* PROBLEM REQUIREMENTS *
How many lines of the records hold the string "monitor"? Reply with the number alone.

--- Start of RAW DATA ---

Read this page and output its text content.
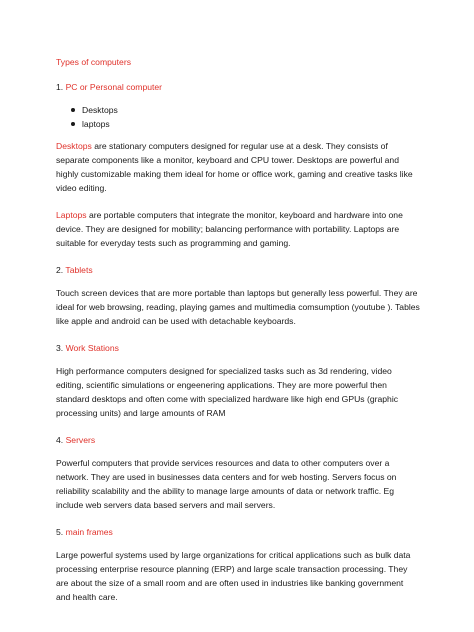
Types of computers

1. PC or Personal computer

Desktops
laptops

Desktops are stationary computers designed for regular use at a desk. They consists of separate components like a monitor, keyboard and CPU tower. Desktops are powerful and highly customizable making them ideal for home or office work, gaming and creative tasks like video editing.

Laptops are portable computers that integrate the monitor, keyboard and hardware into one device. They are designed for mobility; balancing performance with portability. Laptops are suitable for everyday tests such as programming and gaming.

2. Tablets

Touch screen devices that are more portable than laptops but generally less powerful. They are ideal for web browsing, reading, playing games and multimedia comsumption (youtube ). Tables like apple and android can be used with detachable keyboards.

3. Work Stations

High performance computers designed for specialized tasks such as 3d rendering, video editing, scientific simulations or engeenering applications. They are more powerful then standard desktops and often come with specialized hardware like high end GPUs (graphic processing units) and large amounts of RAM

4. Servers

Powerful computers that provide services resources and data to other computers over a network. They are used in businesses data centers and for web hosting. Servers focus on reliability scalability and the ability to manage large amounts of data or network traffic. Eg include web servers data based servers and mail servers.

5. main frames

Large powerful systems used by large organizations for critical applications such as bulk data processing enterprise resource planning (ERP) and large scale transaction processing. They are about the size of a small room and are often used in industries like banking government and health care.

--- End of RAW DATA ---

* RESULT OF THE EXERCISE *
2